■ Written exercise ■
Reproduce the listing below exactly, minus its pictures.
** Start **
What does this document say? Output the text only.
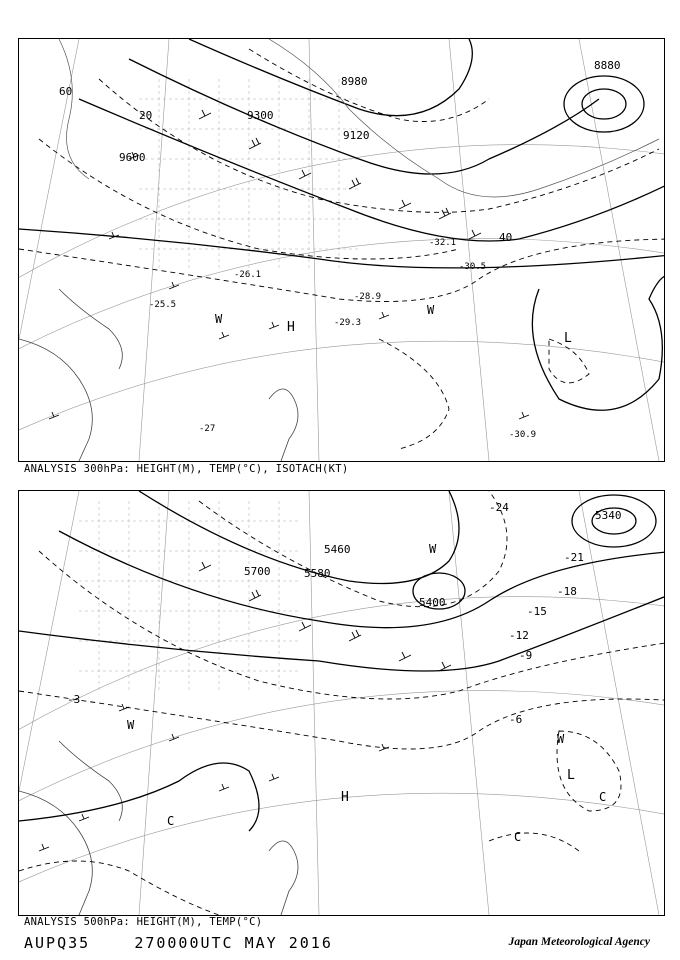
8880
8980
9120
9600
9300
20
40
60
-27
-25.5
-26.1
-28.9
-30.9
-29.3
-32.1
-30.5
L
H
W
W
ANALYSIS 300hPa: HEIGHT(M), TEMP(°C), ISOTACH(KT)
5340
5460
5580
5700
5400
-3
-6
-9
-12
-15
-18
-21
-24
L
H
W
W
W
C
C
C
ANALYSIS 500hPa: HEIGHT(M), TEMP(°C)
AUPQ35	270000UTC MAY 2016	Japan Meteorological Agency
** End **
■ Correct output ■
What does this document say? Output the text only.
8880
8980
9120
9600
9300
20
40
60
-27
-25.5
-26.1
-28.9
-30.9
-29.3
-32.1
-30.5
L
H
W
W
ANALYSIS 300hPa: HEIGHT(M), TEMP(°C), ISOTACH(KT)
5340
5460
5580
5700
5400
-3
-6
-9
-12
-15
-18
-21
-24
L
H
W
W
W
C
C
C
ANALYSIS 500hPa: HEIGHT(M), TEMP(°C)
AUPQ35	270000UTC MAY 2016	Japan Meteorological Agency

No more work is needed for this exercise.